### [EXTRACTED MATERIAL]
--- START ---

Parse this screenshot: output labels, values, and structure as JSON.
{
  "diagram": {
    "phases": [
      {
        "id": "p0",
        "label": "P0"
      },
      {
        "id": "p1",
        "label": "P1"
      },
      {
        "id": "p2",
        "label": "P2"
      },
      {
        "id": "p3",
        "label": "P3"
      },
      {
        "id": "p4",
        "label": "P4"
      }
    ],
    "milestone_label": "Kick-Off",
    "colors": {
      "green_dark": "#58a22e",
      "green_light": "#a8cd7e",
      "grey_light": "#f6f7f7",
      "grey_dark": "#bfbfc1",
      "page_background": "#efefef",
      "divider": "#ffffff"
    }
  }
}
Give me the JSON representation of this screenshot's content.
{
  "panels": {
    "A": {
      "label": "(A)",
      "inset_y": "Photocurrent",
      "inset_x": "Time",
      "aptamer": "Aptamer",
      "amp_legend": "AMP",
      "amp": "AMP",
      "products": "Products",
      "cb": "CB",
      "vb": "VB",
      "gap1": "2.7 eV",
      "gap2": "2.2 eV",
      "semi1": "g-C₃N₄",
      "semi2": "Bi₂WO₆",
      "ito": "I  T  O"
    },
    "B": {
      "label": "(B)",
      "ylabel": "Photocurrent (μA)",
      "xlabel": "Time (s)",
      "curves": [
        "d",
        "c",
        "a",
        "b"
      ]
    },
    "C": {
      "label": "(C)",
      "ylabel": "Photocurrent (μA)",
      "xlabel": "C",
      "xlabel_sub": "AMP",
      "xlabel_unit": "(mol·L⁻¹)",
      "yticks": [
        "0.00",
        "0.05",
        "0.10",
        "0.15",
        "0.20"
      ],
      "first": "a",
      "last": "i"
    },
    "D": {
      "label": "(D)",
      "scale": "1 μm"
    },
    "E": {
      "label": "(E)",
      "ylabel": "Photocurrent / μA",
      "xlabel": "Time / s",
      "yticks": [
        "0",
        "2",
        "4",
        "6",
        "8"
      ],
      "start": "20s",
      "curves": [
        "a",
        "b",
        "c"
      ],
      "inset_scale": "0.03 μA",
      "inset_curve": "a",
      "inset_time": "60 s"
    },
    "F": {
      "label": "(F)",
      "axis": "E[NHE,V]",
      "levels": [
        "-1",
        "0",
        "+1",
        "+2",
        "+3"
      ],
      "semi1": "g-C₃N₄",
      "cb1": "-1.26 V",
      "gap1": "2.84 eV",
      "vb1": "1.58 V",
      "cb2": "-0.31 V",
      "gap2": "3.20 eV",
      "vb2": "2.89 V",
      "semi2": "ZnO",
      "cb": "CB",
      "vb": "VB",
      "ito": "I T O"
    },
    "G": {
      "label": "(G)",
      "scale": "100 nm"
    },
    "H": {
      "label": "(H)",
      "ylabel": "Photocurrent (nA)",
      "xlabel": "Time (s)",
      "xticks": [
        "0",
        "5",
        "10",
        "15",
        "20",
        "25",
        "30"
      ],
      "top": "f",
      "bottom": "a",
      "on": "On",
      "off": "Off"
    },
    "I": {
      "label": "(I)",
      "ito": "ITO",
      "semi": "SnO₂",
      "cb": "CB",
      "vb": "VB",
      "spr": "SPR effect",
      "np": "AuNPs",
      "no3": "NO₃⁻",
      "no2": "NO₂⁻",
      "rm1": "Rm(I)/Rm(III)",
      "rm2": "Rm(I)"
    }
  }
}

--- END ---

### [EXERCISE DETAILS]
Would you copy out each line exactly as written?

### [RESPONSE TO THE EXERCISE]
Parse this screenshot: output labels, values, and structure as JSON.
{
  "diagram": {
    "phases": [
      {
        "id": "p0",
        "label": "P0"
      },
      {
        "id": "p1",
        "label": "P1"
      },
      {
        "id": "p2",
        "label": "P2"
      },
      {
        "id": "p3",
        "label": "P3"
      },
      {
        "id": "p4",
        "label": "P4"
      }
    ],
    "milestone_label": "Kick-Off",
    "colors": {
      "green_dark": "#58a22e",
      "green_light": "#a8cd7e",
      "grey_light": "#f6f7f7",
      "grey_dark": "#bfbfc1",
      "page_background": "#efefef",
      "divider": "#ffffff"
    }
  }
}
Give me the JSON representation of this screenshot's content.
{
  "panels": {
    "A": {
      "label": "(A)",
      "inset_y": "Photocurrent",
      "inset_x": "Time",
      "aptamer": "Aptamer",
      "amp_legend": "AMP",
      "amp": "AMP",
      "products": "Products",
      "cb": "CB",
      "vb": "VB",
      "gap1": "2.7 eV",
      "gap2": "2.2 eV",
      "semi1": "g-C₃N₄",
      "semi2": "Bi₂WO₆",
      "ito": "I  T  O"
    },
    "B": {
      "label": "(B)",
      "ylabel": "Photocurrent (μA)",
      "xlabel": "Time (s)",
      "curves": [
        "d",
        "c",
        "a",
        "b"
      ]
    },
    "C": {
      "label": "(C)",
      "ylabel": "Photocurrent (μA)",
      "xlabel": "C",
      "xlabel_sub": "AMP",
      "xlabel_unit": "(mol·L⁻¹)",
      "yticks": [
        "0.00",
        "0.05",
        "0.10",
        "0.15",
        "0.20"
      ],
      "first": "a",
      "last": "i"
    },
    "D": {
      "label": "(D)",
      "scale": "1 μm"
    },
    "E": {
      "label": "(E)",
      "ylabel": "Photocurrent / μA",
      "xlabel": "Time / s",
      "yticks": [
        "0",
        "2",
        "4",
        "6",
        "8"
      ],
      "start": "20s",
      "curves": [
        "a",
        "b",
        "c"
      ],
      "inset_scale": "0.03 μA",
      "inset_curve": "a",
      "inset_time": "60 s"
    },
    "F": {
      "label": "(F)",
      "axis": "E[NHE,V]",
      "levels": [
        "-1",
        "0",
        "+1",
        "+2",
        "+3"
      ],
      "semi1": "g-C₃N₄",
      "cb1": "-1.26 V",
      "gap1": "2.84 eV",
      "vb1": "1.58 V",
      "cb2": "-0.31 V",
      "gap2": "3.20 eV",
      "vb2": "2.89 V",
      "semi2": "ZnO",
      "cb": "CB",
      "vb": "VB",
      "ito": "I T O"
    },
    "G": {
      "label": "(G)",
      "scale": "100 nm"
    },
    "H": {
      "label": "(H)",
      "ylabel": "Photocurrent (nA)",
      "xlabel": "Time (s)",
      "xticks": [
        "0",
        "5",
        "10",
        "15",
        "20",
        "25",
        "30"
      ],
      "top": "f",
      "bottom": "a",
      "on": "On",
      "off": "Off"
    },
    "I": {
      "label": "(I)",
      "ito": "ITO",
      "semi": "SnO₂",
      "cb": "CB",
      "vb": "VB",
      "spr": "SPR effect",
      "np": "AuNPs",
      "no3": "NO₃⁻",
      "no2": "NO₂⁻",
      "rm1": "Rm(I)/Rm(III)",
      "rm2": "Rm(I)"
    }
  }
}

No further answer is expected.